### WHAT TO PRODUCE:
Print the data exactly as it is given, please.

### EXERCISE MATERIAL:
•••

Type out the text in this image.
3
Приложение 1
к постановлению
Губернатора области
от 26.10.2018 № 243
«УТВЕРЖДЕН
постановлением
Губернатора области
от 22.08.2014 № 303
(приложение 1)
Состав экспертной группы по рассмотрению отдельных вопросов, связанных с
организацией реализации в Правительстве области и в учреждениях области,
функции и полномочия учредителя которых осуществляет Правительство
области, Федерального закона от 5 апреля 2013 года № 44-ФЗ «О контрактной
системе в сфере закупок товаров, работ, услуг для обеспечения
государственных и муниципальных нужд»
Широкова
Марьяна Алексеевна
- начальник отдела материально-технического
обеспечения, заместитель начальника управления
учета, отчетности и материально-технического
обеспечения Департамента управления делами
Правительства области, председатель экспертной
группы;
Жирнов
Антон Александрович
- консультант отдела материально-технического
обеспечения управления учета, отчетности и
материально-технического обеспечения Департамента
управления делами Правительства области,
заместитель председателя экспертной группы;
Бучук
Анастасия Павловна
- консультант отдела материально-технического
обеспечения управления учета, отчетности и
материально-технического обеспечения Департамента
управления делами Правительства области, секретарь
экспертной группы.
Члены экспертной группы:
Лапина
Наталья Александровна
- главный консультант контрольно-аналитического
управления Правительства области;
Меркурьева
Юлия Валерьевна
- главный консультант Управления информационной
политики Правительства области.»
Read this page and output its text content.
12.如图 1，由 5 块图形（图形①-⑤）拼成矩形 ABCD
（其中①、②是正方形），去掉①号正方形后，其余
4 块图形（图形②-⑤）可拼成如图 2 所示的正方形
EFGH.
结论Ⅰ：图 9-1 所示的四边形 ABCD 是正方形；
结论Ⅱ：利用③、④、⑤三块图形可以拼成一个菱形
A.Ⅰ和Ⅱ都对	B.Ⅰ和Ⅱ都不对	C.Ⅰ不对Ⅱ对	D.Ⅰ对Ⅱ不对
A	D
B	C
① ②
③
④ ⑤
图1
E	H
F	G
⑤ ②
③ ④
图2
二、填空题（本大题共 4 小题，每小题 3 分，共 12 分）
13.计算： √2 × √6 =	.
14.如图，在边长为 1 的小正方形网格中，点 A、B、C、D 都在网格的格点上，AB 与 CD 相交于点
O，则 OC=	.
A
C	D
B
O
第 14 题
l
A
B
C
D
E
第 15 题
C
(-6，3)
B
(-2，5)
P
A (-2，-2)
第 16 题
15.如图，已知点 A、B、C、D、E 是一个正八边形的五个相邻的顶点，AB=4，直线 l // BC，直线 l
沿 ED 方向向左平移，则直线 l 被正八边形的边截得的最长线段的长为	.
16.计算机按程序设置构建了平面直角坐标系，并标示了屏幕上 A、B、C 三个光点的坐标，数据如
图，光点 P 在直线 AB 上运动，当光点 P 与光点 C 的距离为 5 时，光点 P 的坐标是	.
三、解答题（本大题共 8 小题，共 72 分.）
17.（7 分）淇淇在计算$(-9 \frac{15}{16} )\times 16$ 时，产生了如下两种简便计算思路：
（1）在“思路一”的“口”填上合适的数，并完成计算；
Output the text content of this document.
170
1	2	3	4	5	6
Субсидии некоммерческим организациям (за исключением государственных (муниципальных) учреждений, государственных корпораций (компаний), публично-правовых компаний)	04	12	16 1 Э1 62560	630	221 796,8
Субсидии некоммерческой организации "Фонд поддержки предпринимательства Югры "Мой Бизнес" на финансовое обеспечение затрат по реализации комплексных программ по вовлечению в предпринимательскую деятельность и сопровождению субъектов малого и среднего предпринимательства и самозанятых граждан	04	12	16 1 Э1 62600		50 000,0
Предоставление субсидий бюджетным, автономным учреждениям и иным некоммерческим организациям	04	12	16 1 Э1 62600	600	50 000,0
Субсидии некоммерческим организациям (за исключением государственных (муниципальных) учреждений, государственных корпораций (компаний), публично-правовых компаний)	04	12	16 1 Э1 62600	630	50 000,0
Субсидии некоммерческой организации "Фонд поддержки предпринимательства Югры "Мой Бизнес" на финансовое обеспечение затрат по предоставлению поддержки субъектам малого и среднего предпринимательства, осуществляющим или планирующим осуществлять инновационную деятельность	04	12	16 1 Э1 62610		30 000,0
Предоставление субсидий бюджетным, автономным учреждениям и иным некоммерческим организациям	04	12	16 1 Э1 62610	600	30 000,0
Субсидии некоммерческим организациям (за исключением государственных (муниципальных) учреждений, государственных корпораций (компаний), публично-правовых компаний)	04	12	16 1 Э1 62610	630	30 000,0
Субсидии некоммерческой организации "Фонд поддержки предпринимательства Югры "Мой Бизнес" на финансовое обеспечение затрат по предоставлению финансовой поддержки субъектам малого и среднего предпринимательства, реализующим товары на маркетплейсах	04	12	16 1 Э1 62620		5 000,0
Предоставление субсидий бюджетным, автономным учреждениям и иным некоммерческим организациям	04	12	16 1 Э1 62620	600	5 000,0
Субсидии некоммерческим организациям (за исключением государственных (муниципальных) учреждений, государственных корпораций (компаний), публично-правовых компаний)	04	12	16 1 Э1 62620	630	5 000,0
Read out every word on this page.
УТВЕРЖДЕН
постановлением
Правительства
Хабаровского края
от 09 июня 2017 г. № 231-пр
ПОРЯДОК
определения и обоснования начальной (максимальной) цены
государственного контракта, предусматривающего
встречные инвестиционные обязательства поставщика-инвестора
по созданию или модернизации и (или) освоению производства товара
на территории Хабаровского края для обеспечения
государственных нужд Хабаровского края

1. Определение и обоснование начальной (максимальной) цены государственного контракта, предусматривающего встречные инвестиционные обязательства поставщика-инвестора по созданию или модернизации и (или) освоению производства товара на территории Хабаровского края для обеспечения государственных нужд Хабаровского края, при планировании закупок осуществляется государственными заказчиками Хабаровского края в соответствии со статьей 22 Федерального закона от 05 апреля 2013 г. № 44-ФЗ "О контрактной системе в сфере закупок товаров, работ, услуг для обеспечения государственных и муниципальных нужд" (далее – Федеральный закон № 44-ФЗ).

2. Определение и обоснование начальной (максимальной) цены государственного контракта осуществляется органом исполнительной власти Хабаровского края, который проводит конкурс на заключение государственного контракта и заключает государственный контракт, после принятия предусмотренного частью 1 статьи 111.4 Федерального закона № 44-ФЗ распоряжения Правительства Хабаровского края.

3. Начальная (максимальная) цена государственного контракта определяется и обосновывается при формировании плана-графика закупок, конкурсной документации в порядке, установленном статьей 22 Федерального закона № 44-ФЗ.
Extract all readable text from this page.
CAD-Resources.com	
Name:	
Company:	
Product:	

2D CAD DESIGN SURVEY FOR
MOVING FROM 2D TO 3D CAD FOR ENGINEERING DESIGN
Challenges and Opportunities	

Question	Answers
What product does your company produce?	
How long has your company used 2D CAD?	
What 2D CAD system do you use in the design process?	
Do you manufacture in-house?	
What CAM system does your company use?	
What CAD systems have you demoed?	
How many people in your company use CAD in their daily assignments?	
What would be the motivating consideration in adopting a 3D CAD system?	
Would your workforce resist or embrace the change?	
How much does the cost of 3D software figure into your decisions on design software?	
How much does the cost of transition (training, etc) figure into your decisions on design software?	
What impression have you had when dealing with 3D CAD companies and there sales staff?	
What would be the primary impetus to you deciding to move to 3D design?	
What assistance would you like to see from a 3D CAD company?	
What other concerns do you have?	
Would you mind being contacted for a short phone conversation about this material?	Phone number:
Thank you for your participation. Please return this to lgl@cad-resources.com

•••

### OUTPUT FOR THIS EXERCISE:
Type out the text in this image.
3
Приложение 1
к постановлению
Губернатора области
от 26.10.2018 № 243
«УТВЕРЖДЕН
постановлением
Губернатора области
от 22.08.2014 № 303
(приложение 1)
Состав экспертной группы по рассмотрению отдельных вопросов, связанных с
организацией реализации в Правительстве области и в учреждениях области,
функции и полномочия учредителя которых осуществляет Правительство
области, Федерального закона от 5 апреля 2013 года № 44-ФЗ «О контрактной
системе в сфере закупок товаров, работ, услуг для обеспечения
государственных и муниципальных нужд»
Широкова
Марьяна Алексеевна
- начальник отдела материально-технического
обеспечения, заместитель начальника управления
учета, отчетности и материально-технического
обеспечения Департамента управления делами
Правительства области, председатель экспертной
группы;
Жирнов
Антон Александрович
- консультант отдела материально-технического
обеспечения управления учета, отчетности и
материально-технического обеспечения Департамента
управления делами Правительства области,
заместитель председателя экспертной группы;
Бучук
Анастасия Павловна
- консультант отдела материально-технического
обеспечения управления учета, отчетности и
материально-технического обеспечения Департамента
управления делами Правительства области, секретарь
экспертной группы.
Члены экспертной группы:
Лапина
Наталья Александровна
- главный консультант контрольно-аналитического
управления Правительства области;
Меркурьева
Юлия Валерьевна
- главный консультант Управления информационной
политики Правительства области.»
Read this page and output its text content.
12.如图 1，由 5 块图形（图形①-⑤）拼成矩形 ABCD
（其中①、②是正方形），去掉①号正方形后，其余
4 块图形（图形②-⑤）可拼成如图 2 所示的正方形
EFGH.
结论Ⅰ：图 9-1 所示的四边形 ABCD 是正方形；
结论Ⅱ：利用③、④、⑤三块图形可以拼成一个菱形
A.Ⅰ和Ⅱ都对	B.Ⅰ和Ⅱ都不对	C.Ⅰ不对Ⅱ对	D.Ⅰ对Ⅱ不对
A	D
B	C
① ②
③
④ ⑤
图1
E	H
F	G
⑤ ②
③ ④
图2
二、填空题（本大题共 4 小题，每小题 3 分，共 12 分）
13.计算： √2 × √6 =	.
14.如图，在边长为 1 的小正方形网格中，点 A、B、C、D 都在网格的格点上，AB 与 CD 相交于点
O，则 OC=	.
A
C	D
B
O
第 14 题
l
A
B
C
D
E
第 15 题
C
(-6，3)
B
(-2，5)
P
A (-2，-2)
第 16 题
15.如图，已知点 A、B、C、D、E 是一个正八边形的五个相邻的顶点，AB=4，直线 l // BC，直线 l
沿 ED 方向向左平移，则直线 l 被正八边形的边截得的最长线段的长为	.
16.计算机按程序设置构建了平面直角坐标系，并标示了屏幕上 A、B、C 三个光点的坐标，数据如
图，光点 P 在直线 AB 上运动，当光点 P 与光点 C 的距离为 5 时，光点 P 的坐标是	.
三、解答题（本大题共 8 小题，共 72 分.）
17.（7 分）淇淇在计算$(-9 \frac{15}{16} )\times 16$ 时，产生了如下两种简便计算思路：
（1）在“思路一”的“口”填上合适的数，并完成计算；
Output the text content of this document.
170
1	2	3	4	5	6
Субсидии некоммерческим организациям (за исключением государственных (муниципальных) учреждений, государственных корпораций (компаний), публично-правовых компаний)	04	12	16 1 Э1 62560	630	221 796,8
Субсидии некоммерческой организации "Фонд поддержки предпринимательства Югры "Мой Бизнес" на финансовое обеспечение затрат по реализации комплексных программ по вовлечению в предпринимательскую деятельность и сопровождению субъектов малого и среднего предпринимательства и самозанятых граждан	04	12	16 1 Э1 62600		50 000,0
Предоставление субсидий бюджетным, автономным учреждениям и иным некоммерческим организациям	04	12	16 1 Э1 62600	600	50 000,0
Субсидии некоммерческим организациям (за исключением государственных (муниципальных) учреждений, государственных корпораций (компаний), публично-правовых компаний)	04	12	16 1 Э1 62600	630	50 000,0
Субсидии некоммерческой организации "Фонд поддержки предпринимательства Югры "Мой Бизнес" на финансовое обеспечение затрат по предоставлению поддержки субъектам малого и среднего предпринимательства, осуществляющим или планирующим осуществлять инновационную деятельность	04	12	16 1 Э1 62610		30 000,0
Предоставление субсидий бюджетным, автономным учреждениям и иным некоммерческим организациям	04	12	16 1 Э1 62610	600	30 000,0
Субсидии некоммерческим организациям (за исключением государственных (муниципальных) учреждений, государственных корпораций (компаний), публично-правовых компаний)	04	12	16 1 Э1 62610	630	30 000,0
Субсидии некоммерческой организации "Фонд поддержки предпринимательства Югры "Мой Бизнес" на финансовое обеспечение затрат по предоставлению финансовой поддержки субъектам малого и среднего предпринимательства, реализующим товары на маркетплейсах	04	12	16 1 Э1 62620		5 000,0
Предоставление субсидий бюджетным, автономным учреждениям и иным некоммерческим организациям	04	12	16 1 Э1 62620	600	5 000,0
Субсидии некоммерческим организациям (за исключением государственных (муниципальных) учреждений, государственных корпораций (компаний), публично-правовых компаний)	04	12	16 1 Э1 62620	630	5 000,0
Read out every word on this page.
УТВЕРЖДЕН
постановлением
Правительства
Хабаровского края
от 09 июня 2017 г. № 231-пр
ПОРЯДОК
определения и обоснования начальной (максимальной) цены
государственного контракта, предусматривающего
встречные инвестиционные обязательства поставщика-инвестора
по созданию или модернизации и (или) освоению производства товара
на территории Хабаровского края для обеспечения
государственных нужд Хабаровского края

1. Определение и обоснование начальной (максимальной) цены государственного контракта, предусматривающего встречные инвестиционные обязательства поставщика-инвестора по созданию или модернизации и (или) освоению производства товара на территории Хабаровского края для обеспечения государственных нужд Хабаровского края, при планировании закупок осуществляется государственными заказчиками Хабаровского края в соответствии со статьей 22 Федерального закона от 05 апреля 2013 г. № 44-ФЗ "О контрактной системе в сфере закупок товаров, работ, услуг для обеспечения государственных и муниципальных нужд" (далее – Федеральный закон № 44-ФЗ).

2. Определение и обоснование начальной (максимальной) цены государственного контракта осуществляется органом исполнительной власти Хабаровского края, который проводит конкурс на заключение государственного контракта и заключает государственный контракт, после принятия предусмотренного частью 1 статьи 111.4 Федерального закона № 44-ФЗ распоряжения Правительства Хабаровского края.

3. Начальная (максимальная) цена государственного контракта определяется и обосновывается при формировании плана-графика закупок, конкурсной документации в порядке, установленном статьей 22 Федерального закона № 44-ФЗ.
Extract all readable text from this page.
CAD-Resources.com	
Name:	
Company:	
Product:	

2D CAD DESIGN SURVEY FOR
MOVING FROM 2D TO 3D CAD FOR ENGINEERING DESIGN
Challenges and Opportunities	

Question	Answers
What product does your company produce?	
How long has your company used 2D CAD?	
What 2D CAD system do you use in the design process?	
Do you manufacture in-house?	
What CAM system does your company use?	
What CAD systems have you demoed?	
How many people in your company use CAD in their daily assignments?	
What would be the motivating consideration in adopting a 3D CAD system?	
Would your workforce resist or embrace the change?	
How much does the cost of 3D software figure into your decisions on design software?	
How much does the cost of transition (training, etc) figure into your decisions on design software?	
What impression have you had when dealing with 3D CAD companies and there sales staff?	
What would be the primary impetus to you deciding to move to 3D design?	
What assistance would you like to see from a 3D CAD company?	
What other concerns do you have?	
Would you mind being contacted for a short phone conversation about this material?	Phone number:
Thank you for your participation. Please return this to lgl@cad-resources.com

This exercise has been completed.